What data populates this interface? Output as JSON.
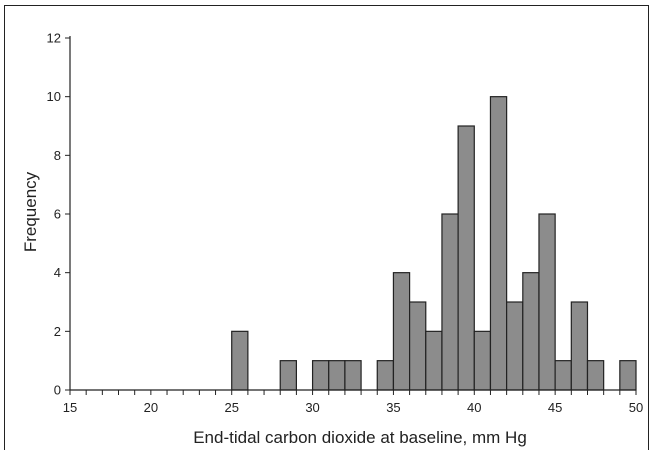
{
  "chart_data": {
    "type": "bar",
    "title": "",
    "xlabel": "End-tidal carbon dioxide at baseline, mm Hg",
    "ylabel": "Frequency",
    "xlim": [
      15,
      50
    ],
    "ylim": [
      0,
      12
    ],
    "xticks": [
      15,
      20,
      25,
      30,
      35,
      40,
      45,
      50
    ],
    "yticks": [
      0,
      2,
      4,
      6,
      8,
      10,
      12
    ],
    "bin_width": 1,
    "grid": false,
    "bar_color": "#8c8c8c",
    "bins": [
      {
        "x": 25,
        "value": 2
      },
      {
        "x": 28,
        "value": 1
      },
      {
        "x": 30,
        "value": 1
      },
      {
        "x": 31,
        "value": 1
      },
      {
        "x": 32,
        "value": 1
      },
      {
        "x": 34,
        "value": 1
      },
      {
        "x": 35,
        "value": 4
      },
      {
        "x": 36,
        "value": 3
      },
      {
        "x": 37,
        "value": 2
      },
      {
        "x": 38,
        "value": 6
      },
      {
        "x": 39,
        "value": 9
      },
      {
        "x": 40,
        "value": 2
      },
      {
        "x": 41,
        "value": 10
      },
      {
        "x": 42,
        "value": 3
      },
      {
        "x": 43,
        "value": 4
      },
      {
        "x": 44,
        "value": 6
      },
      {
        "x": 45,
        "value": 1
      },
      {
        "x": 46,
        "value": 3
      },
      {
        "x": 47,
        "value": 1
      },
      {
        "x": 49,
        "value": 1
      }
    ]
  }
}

_Exercise objective_. Output all of the entries verbatim, leaving out any images.

_Task output_.
What data populates this interface? Output as JSON.
{
  "chart_data": {
    "type": "bar",
    "title": "",
    "xlabel": "End-tidal carbon dioxide at baseline, mm Hg",
    "ylabel": "Frequency",
    "xlim": [
      15,
      50
    ],
    "ylim": [
      0,
      12
    ],
    "xticks": [
      15,
      20,
      25,
      30,
      35,
      40,
      45,
      50
    ],
    "yticks": [
      0,
      2,
      4,
      6,
      8,
      10,
      12
    ],
    "bin_width": 1,
    "grid": false,
    "bar_color": "#8c8c8c",
    "bins": [
      {
        "x": 25,
        "value": 2
      },
      {
        "x": 28,
        "value": 1
      },
      {
        "x": 30,
        "value": 1
      },
      {
        "x": 31,
        "value": 1
      },
      {
        "x": 32,
        "value": 1
      },
      {
        "x": 34,
        "value": 1
      },
      {
        "x": 35,
        "value": 4
      },
      {
        "x": 36,
        "value": 3
      },
      {
        "x": 37,
        "value": 2
      },
      {
        "x": 38,
        "value": 6
      },
      {
        "x": 39,
        "value": 9
      },
      {
        "x": 40,
        "value": 2
      },
      {
        "x": 41,
        "value": 10
      },
      {
        "x": 42,
        "value": 3
      },
      {
        "x": 43,
        "value": 4
      },
      {
        "x": 44,
        "value": 6
      },
      {
        "x": 45,
        "value": 1
      },
      {
        "x": 46,
        "value": 3
      },
      {
        "x": 47,
        "value": 1
      },
      {
        "x": 49,
        "value": 1
      }
    ]
  }
}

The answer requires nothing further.